**WHAT IS REQUIRED**
Recast the entries below as a two-column CSV with the headers entry_text and locations, one row per entry. Put each entry's text and the position lines that follow it in one quoted field each, replacing line breaks with spaces.
--- Start RECORDS SUPPLIED ---
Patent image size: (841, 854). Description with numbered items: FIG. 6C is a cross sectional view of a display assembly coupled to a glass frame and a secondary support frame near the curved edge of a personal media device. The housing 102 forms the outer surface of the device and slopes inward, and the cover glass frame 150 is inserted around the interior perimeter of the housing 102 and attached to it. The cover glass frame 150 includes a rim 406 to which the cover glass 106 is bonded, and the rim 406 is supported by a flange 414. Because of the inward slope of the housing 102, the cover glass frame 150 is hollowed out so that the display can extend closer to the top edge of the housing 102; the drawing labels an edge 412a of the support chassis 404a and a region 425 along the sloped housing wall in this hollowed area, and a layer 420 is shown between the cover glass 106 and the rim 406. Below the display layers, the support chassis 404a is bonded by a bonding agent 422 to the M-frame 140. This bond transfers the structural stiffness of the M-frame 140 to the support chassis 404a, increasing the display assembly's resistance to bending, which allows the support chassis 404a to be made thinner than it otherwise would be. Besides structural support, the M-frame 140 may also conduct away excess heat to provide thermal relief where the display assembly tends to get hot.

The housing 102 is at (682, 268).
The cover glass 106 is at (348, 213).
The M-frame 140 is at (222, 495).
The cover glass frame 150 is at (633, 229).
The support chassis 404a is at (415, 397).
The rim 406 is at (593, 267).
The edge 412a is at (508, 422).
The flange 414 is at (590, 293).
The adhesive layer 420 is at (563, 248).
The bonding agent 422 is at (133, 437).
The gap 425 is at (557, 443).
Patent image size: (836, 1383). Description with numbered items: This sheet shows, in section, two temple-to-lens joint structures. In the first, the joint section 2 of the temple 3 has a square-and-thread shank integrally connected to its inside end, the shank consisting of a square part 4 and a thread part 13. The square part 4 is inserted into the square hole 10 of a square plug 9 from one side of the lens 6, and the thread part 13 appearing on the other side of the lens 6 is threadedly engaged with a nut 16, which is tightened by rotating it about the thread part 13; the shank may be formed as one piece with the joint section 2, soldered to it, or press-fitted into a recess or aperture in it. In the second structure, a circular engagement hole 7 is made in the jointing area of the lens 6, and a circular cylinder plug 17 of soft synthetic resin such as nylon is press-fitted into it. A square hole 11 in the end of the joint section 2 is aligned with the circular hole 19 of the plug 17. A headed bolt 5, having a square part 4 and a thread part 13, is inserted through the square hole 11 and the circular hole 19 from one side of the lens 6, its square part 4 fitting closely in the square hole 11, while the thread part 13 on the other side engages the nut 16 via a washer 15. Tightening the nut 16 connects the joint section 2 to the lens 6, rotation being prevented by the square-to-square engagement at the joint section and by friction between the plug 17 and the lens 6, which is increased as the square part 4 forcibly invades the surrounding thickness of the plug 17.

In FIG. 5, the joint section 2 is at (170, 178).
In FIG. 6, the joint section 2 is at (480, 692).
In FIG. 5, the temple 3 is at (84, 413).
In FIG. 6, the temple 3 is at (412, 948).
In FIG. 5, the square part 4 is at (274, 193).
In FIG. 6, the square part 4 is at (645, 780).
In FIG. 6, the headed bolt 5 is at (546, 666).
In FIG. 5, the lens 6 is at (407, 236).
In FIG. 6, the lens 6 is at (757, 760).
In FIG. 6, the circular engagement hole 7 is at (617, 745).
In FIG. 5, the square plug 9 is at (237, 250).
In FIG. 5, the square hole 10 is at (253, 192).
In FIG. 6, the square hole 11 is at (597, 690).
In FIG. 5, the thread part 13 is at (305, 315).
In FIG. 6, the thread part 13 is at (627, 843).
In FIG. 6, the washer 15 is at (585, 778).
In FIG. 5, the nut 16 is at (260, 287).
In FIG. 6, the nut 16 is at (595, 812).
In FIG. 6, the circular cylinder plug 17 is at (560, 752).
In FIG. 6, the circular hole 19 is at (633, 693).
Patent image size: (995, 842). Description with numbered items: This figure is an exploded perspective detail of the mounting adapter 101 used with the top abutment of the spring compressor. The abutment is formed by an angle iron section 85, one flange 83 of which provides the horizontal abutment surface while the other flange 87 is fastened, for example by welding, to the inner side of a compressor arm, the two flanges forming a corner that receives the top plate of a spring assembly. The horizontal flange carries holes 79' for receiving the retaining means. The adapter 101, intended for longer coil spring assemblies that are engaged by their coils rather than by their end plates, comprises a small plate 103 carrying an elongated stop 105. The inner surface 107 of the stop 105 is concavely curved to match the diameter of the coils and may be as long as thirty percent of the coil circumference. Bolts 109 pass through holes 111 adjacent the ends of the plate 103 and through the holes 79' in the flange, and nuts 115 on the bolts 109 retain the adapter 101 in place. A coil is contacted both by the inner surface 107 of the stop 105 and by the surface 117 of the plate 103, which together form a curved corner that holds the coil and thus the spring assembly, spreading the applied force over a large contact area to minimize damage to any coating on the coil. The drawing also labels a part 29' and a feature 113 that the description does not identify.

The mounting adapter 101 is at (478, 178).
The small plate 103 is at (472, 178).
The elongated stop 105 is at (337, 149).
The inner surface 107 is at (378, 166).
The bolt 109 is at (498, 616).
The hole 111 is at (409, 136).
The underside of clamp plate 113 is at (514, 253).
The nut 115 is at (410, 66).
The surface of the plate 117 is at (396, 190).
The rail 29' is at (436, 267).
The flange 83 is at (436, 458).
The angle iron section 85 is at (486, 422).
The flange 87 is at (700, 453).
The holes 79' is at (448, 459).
--- End RECORDS SUPPLIED ---
**THE RESPONSE**
entry_text,locations
"Patent image size: (841, 854). Description with numbered items: FIG. 6C is a cross sectional view of a display assembly coupled to a glass frame and a secondary support frame near the curved edge of a personal media device. The housing 102 forms the outer surface of the device and slopes inward, and the cover glass frame 150 is inserted around the interior perimeter of the housing 102 and attached to it. The cover glass frame 150 includes a rim 406 to which the cover glass 106 is bonded, and the rim 406 is supported by a flange 414. Because of the inward slope of the housing 102, the cover glass frame 150 is hollowed out so that the display can extend closer to the top edge of the housing 102; the drawing labels an edge 412a of the support chassis 404a and a region 425 along the sloped housing wall in this hollowed area, and a layer 420 is shown between the cover glass 106 and the rim 406. Below the display layers, the support chassis 404a is bonded by a bonding agent 422 to the M-frame 140. This bond transfers the structural stiffness of the M-frame 140 to the support chassis 404a, increasing the display assembly's resistance to bending, which allows the support chassis 404a to be made thinner than it otherwise would be. Besides structural support, the M-frame 140 may also conduct away excess heat to provide thermal relief where the display assembly tends to get hot.","The housing 102 is at (682, 268). The cover glass 106 is at (348, 213). The M-frame 140 is at (222, 495). The cover glass frame 150 is at (633, 229). The support chassis 404a is at (415, 397). The rim 406 is at (593, 267). The edge 412a is at (508, 422). The flange 414 is at (590, 293). The adhesive layer 420 is at (563, 248). The bonding agent 422 is at (133, 437). The gap 425 is at (557, 443)."
"Patent image size: (836, 1383). Description with numbered items: This sheet shows, in section, two temple-to-lens joint structures. In the first, the joint section 2 of the temple 3 has a square-and-thread shank integrally connected to its inside end, the shank consisting of a square part 4 and a thread part 13. The square part 4 is inserted into the square hole 10 of a square plug 9 from one side of the lens 6, and the thread part 13 appearing on the other side of the lens 6 is threadedly engaged with a nut 16, which is tightened by rotating it about the thread part 13; the shank may be formed as one piece with the joint section 2, soldered to it, or press-fitted into a recess or aperture in it. In the second structure, a circular engagement hole 7 is made in the jointing area of the lens 6, and a circular cylinder plug 17 of soft synthetic resin such as nylon is press-fitted into it. A square hole 11 in the end of the joint section 2 is aligned with the circular hole 19 of the plug 17. A headed bolt 5, having a square part 4 and a thread part 13, is inserted through the square hole 11 and the circular hole 19 from one side of the lens 6, its square part 4 fitting closely in the square hole 11, while the thread part 13 on the other side engages the nut 16 via a washer 15. Tightening the nut 16 connects the joint section 2 to the lens 6, rotation being prevented by the square-to-square engagement at the joint section and by friction between the plug 17 and the lens 6, which is increased as the square part 4 forcibly invades the surrounding thickness of the plug 17.","In FIG. 5, the joint section 2 is at (170, 178). In FIG. 6, the joint section 2 is at (480, 692). In FIG. 5, the temple 3 is at (84, 413). In FIG. 6, the temple 3 is at (412, 948). In FIG. 5, the square part 4 is at (274, 193). In FIG. 6, the square part 4 is at (645, 780). In FIG. 6, the headed bolt 5 is at (546, 666). In FIG. 5, the lens 6 is at (407, 236). In FIG. 6, the lens 6 is at (757, 760). In FIG. 6, the circular engagement hole 7 is at (617, 745). In FIG. 5, the square plug 9 is at (237, 250). In FIG. 5, the square hole 10 is at (253, 192). In FIG. 6, the square hole 11 is at (597, 690). In FIG. 5, the thread part 13 is at (305, 315). In FIG. 6, the thread part 13 is at (627, 843). In FIG. 6, the washer 15 is at (585, 778). In FIG. 5, the nut 16 is at (260, 287). In FIG. 6, the nut 16 is at (595, 812). In FIG. 6, the circular cylinder plug 17 is at (560, 752). In FIG. 6, the circular hole 19 is at (633, 693)."
"Patent image size: (995, 842). Description with numbered items: This figure is an exploded perspective detail of the mounting adapter 101 used with the top abutment of the spring compressor. The abutment is formed by an angle iron section 85, one flange 83 of which provides the horizontal abutment surface while the other flange 87 is fastened, for example by welding, to the inner side of a compressor arm, the two flanges forming a corner that receives the top plate of a spring assembly. The horizontal flange carries holes 79' for receiving the retaining means. The adapter 101, intended for longer coil spring assemblies that are engaged by their coils rather than by their end plates, comprises a small plate 103 carrying an elongated stop 105. The inner surface 107 of the stop 105 is concavely curved to match the diameter of the coils and may be as long as thirty percent of the coil circumference. Bolts 109 pass through holes 111 adjacent the ends of the plate 103 and through the holes 79' in the flange, and nuts 115 on the bolts 109 retain the adapter 101 in place. A coil is contacted both by the inner surface 107 of the stop 105 and by the surface 117 of the plate 103, which together form a curved corner that holds the coil and thus the spring assembly, spreading the applied force over a large contact area to minimize damage to any coating on the coil. The drawing also labels a part 29' and a feature 113 that the description does not identify.","The mounting adapter 101 is at (478, 178). The small plate 103 is at (472, 178). The elongated stop 105 is at (337, 149). The inner surface 107 is at (378, 166). The bolt 109 is at (498, 616). The hole 111 is at (409, 136). The underside of clamp plate 113 is at (514, 253). The nut 115 is at (410, 66). The surface of the plate 117 is at (396, 190). The rail 29' is at (436, 267). The flange 83 is at (436, 458). The angle iron section 85 is at (486, 422). The flange 87 is at (700, 453). The holes 79' is at (448, 459)."